(PROBLEM DETAILS): Read the lines that follow and pick out every one containing the word "ingreso".

— BEGIN —

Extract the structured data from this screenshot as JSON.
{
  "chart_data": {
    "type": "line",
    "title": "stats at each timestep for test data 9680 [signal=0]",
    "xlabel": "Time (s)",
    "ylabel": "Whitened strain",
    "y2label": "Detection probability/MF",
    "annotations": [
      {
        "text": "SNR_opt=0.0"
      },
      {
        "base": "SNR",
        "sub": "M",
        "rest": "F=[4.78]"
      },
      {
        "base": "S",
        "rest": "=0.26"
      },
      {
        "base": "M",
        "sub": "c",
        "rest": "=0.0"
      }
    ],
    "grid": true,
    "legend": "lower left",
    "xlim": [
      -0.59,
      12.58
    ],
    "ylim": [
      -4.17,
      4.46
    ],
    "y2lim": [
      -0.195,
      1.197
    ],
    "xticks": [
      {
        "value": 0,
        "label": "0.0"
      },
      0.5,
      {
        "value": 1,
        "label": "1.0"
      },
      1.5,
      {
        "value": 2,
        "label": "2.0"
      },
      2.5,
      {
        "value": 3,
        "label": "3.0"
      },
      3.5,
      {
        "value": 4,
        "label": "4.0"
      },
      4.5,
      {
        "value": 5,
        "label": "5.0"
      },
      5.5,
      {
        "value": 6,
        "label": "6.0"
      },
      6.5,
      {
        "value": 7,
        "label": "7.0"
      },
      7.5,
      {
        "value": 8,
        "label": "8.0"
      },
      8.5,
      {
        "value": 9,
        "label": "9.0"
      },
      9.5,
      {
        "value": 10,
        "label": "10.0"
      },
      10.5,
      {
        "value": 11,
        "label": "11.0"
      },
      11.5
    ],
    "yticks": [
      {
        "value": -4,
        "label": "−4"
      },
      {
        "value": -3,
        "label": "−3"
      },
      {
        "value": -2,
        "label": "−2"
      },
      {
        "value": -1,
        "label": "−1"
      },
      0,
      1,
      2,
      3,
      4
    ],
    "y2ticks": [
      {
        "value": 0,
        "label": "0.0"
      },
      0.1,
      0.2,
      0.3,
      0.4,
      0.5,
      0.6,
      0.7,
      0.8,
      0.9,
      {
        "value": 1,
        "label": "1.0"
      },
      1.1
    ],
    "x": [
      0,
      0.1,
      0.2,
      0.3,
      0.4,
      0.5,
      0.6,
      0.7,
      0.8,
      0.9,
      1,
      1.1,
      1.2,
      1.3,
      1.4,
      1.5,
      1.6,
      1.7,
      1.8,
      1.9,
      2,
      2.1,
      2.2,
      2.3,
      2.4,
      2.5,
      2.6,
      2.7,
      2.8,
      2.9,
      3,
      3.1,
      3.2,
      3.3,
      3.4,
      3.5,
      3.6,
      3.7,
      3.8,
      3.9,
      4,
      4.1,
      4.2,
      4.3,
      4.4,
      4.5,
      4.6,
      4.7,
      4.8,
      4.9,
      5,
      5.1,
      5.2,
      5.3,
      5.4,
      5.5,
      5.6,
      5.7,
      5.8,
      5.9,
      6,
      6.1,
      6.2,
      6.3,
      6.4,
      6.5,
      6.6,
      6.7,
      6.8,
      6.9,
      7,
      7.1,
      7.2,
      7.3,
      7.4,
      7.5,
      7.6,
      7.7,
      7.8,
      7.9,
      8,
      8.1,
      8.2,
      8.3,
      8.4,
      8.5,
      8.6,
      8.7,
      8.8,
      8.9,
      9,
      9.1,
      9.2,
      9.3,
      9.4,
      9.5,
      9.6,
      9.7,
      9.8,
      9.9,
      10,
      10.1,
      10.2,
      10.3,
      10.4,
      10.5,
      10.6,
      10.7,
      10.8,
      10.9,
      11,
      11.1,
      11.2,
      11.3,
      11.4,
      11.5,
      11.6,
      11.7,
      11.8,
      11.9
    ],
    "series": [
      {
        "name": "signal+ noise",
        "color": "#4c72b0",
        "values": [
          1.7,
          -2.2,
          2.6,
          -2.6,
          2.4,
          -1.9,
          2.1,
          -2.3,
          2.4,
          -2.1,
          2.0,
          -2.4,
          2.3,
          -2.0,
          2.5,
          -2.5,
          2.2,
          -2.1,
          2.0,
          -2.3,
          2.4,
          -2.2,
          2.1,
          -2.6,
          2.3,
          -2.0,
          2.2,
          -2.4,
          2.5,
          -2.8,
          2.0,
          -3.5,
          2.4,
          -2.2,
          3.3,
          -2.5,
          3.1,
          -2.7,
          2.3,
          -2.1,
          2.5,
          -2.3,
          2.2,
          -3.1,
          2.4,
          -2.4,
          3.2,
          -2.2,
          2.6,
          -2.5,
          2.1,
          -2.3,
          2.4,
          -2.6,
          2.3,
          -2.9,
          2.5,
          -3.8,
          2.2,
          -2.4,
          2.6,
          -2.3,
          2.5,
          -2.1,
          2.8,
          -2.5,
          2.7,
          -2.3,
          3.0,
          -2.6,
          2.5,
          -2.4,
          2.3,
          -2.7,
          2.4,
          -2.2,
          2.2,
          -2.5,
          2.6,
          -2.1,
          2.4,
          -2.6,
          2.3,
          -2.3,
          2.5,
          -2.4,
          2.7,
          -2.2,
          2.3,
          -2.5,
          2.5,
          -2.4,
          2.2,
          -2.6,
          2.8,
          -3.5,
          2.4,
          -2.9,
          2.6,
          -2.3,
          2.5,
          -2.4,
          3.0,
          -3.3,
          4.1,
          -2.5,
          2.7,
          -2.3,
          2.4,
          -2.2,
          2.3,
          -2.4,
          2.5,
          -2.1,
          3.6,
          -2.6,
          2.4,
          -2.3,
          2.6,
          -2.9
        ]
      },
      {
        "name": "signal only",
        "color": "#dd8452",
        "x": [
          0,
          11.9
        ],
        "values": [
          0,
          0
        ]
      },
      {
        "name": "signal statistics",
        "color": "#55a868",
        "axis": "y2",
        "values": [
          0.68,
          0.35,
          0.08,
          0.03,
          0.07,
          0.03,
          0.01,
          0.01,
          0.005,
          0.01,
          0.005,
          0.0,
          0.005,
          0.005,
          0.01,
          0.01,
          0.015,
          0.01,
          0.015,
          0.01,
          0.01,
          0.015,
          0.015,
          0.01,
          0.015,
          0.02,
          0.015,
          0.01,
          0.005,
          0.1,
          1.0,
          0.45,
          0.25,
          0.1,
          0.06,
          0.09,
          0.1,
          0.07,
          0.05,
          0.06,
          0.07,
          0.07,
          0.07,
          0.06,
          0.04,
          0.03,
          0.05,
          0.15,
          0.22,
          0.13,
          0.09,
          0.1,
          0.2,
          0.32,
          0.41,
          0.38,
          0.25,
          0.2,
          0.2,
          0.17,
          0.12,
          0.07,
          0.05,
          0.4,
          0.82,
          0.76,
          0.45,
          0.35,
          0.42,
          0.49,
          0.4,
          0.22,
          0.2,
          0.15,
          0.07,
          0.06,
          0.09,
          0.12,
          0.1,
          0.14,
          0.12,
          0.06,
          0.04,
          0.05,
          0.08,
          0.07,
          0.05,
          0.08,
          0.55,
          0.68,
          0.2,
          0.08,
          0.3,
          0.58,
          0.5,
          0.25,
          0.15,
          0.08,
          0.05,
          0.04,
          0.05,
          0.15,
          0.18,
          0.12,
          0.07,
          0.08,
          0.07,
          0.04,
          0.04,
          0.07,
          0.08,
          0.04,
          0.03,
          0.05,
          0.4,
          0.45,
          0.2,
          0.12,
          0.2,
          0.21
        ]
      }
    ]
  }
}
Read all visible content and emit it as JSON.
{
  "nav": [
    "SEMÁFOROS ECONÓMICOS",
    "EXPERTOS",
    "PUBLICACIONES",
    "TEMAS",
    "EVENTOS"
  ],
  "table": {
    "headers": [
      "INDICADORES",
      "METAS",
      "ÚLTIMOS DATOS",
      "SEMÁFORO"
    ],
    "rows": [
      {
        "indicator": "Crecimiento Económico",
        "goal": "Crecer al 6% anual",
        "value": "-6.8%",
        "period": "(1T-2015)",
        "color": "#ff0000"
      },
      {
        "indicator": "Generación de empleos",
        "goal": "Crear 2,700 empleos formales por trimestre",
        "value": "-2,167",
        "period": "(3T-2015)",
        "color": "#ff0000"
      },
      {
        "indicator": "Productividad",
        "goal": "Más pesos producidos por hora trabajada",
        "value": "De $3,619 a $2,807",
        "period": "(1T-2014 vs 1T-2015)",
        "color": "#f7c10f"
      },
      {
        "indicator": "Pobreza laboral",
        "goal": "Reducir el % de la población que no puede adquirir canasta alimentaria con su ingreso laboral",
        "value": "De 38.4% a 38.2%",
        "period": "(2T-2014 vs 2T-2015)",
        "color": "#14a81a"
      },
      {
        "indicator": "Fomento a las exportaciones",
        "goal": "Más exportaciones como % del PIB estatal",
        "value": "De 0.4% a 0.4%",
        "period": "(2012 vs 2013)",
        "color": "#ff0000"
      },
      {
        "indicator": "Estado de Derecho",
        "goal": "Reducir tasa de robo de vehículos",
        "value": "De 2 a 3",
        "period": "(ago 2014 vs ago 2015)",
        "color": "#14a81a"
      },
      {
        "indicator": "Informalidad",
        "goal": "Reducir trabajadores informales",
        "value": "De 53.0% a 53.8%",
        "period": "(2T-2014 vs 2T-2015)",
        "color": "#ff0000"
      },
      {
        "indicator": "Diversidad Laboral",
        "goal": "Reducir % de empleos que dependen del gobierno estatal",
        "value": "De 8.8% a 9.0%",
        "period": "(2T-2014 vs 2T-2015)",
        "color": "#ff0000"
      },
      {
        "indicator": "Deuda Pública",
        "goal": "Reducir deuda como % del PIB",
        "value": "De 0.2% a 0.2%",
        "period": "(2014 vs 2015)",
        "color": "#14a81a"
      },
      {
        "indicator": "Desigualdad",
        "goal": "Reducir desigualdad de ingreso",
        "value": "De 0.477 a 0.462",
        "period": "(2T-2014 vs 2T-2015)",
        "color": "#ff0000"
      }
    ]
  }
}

— END —

(THE REPLY):
        "goal": "Reducir el % de la población que no puede adquirir canasta alimentaria con su ingreso laboral",
        "goal": "Reducir desigualdad de ingreso",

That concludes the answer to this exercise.